▸ **WHAT THIS TASK INVOLVES**
Search the data for lines holding the word "Rezeptor". State how many there are, and nothing else.

++++ DATA SUPPLIED ++++

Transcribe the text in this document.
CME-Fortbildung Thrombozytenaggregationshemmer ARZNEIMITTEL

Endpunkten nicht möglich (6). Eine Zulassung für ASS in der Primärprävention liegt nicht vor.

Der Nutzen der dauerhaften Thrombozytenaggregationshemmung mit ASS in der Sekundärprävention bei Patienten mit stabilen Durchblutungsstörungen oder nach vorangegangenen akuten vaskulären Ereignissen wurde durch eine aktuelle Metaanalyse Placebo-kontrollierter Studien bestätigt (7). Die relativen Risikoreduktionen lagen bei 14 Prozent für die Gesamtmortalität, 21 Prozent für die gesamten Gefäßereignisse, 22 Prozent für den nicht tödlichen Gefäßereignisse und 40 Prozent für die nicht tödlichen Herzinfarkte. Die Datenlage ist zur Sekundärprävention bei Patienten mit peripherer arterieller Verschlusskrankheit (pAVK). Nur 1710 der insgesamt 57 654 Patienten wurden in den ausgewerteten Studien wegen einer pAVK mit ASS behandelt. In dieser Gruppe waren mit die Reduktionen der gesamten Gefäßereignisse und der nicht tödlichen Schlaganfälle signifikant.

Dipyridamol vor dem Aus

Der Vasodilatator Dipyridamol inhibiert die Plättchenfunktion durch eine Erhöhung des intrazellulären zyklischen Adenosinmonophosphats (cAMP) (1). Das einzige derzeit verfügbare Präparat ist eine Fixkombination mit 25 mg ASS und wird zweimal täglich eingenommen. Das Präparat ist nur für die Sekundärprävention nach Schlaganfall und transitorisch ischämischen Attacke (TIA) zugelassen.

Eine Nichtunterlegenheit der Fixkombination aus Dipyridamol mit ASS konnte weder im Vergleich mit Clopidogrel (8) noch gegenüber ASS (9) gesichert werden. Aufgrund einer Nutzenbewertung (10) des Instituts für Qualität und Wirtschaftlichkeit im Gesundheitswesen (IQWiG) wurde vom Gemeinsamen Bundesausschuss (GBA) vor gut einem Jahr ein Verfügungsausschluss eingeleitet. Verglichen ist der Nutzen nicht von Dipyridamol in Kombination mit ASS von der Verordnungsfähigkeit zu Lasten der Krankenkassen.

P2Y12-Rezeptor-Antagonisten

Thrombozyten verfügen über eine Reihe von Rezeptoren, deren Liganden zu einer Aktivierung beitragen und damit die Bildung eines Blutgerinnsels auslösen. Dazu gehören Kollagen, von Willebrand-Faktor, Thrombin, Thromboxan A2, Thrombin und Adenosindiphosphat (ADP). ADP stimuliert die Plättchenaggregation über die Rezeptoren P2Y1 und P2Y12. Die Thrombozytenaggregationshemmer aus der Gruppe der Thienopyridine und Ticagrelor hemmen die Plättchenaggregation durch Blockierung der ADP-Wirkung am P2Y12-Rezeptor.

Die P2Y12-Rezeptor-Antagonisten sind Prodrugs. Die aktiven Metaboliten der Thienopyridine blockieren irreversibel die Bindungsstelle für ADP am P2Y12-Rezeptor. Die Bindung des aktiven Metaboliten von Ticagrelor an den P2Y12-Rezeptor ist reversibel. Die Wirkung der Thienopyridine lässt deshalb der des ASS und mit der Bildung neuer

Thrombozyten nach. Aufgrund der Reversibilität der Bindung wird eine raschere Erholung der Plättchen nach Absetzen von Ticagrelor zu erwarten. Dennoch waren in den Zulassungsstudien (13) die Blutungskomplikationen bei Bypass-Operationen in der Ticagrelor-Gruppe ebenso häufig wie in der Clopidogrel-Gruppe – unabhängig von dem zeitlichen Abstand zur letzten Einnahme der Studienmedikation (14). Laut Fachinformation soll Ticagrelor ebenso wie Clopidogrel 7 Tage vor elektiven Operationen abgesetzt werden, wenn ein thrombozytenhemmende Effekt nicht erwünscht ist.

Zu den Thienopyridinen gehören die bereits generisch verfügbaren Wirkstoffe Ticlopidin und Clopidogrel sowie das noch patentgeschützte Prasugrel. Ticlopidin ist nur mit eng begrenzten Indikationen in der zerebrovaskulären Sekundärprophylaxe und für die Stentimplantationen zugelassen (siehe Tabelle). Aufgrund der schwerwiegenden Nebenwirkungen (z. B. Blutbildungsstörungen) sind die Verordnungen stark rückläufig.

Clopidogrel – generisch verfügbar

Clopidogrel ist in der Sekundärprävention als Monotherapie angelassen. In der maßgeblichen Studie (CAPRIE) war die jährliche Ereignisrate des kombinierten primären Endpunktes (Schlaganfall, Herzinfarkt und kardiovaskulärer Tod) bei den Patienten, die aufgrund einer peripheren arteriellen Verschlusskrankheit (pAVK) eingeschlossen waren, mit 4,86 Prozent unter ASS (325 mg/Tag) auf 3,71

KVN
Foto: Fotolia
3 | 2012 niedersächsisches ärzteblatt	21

++++

▸ **EXERCISE RESULT**
3